-- Begin EXERCISE DATA --
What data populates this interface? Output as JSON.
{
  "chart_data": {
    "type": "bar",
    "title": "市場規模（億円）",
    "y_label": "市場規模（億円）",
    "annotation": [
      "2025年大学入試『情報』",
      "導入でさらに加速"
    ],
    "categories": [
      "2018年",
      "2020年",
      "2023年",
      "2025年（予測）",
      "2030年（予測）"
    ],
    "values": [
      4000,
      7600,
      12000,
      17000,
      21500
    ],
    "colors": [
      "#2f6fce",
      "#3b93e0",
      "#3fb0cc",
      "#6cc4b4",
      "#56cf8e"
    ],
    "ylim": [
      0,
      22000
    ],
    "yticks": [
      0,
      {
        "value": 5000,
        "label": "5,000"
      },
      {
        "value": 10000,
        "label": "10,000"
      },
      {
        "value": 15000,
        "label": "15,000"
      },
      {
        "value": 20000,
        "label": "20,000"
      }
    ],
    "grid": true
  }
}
-- End EXERCISE DATA --
WHAT TO WORK ON:
Repeat the records above exactly, leaving none out.

TASK OUTPUT:
What data populates this interface? Output as JSON.
{
  "chart_data": {
    "type": "bar",
    "title": "市場規模（億円）",
    "y_label": "市場規模（億円）",
    "annotation": [
      "2025年大学入試『情報』",
      "導入でさらに加速"
    ],
    "categories": [
      "2018年",
      "2020年",
      "2023年",
      "2025年（予測）",
      "2030年（予測）"
    ],
    "values": [
      4000,
      7600,
      12000,
      17000,
      21500
    ],
    "colors": [
      "#2f6fce",
      "#3b93e0",
      "#3fb0cc",
      "#6cc4b4",
      "#56cf8e"
    ],
    "ylim": [
      0,
      22000
    ],
    "yticks": [
      0,
      {
        "value": 5000,
        "label": "5,000"
      },
      {
        "value": 10000,
        "label": "10,000"
      },
      {
        "value": 15000,
        "label": "15,000"
      },
      {
        "value": 20000,
        "label": "20,000"
      }
    ],
    "grid": true
  }
}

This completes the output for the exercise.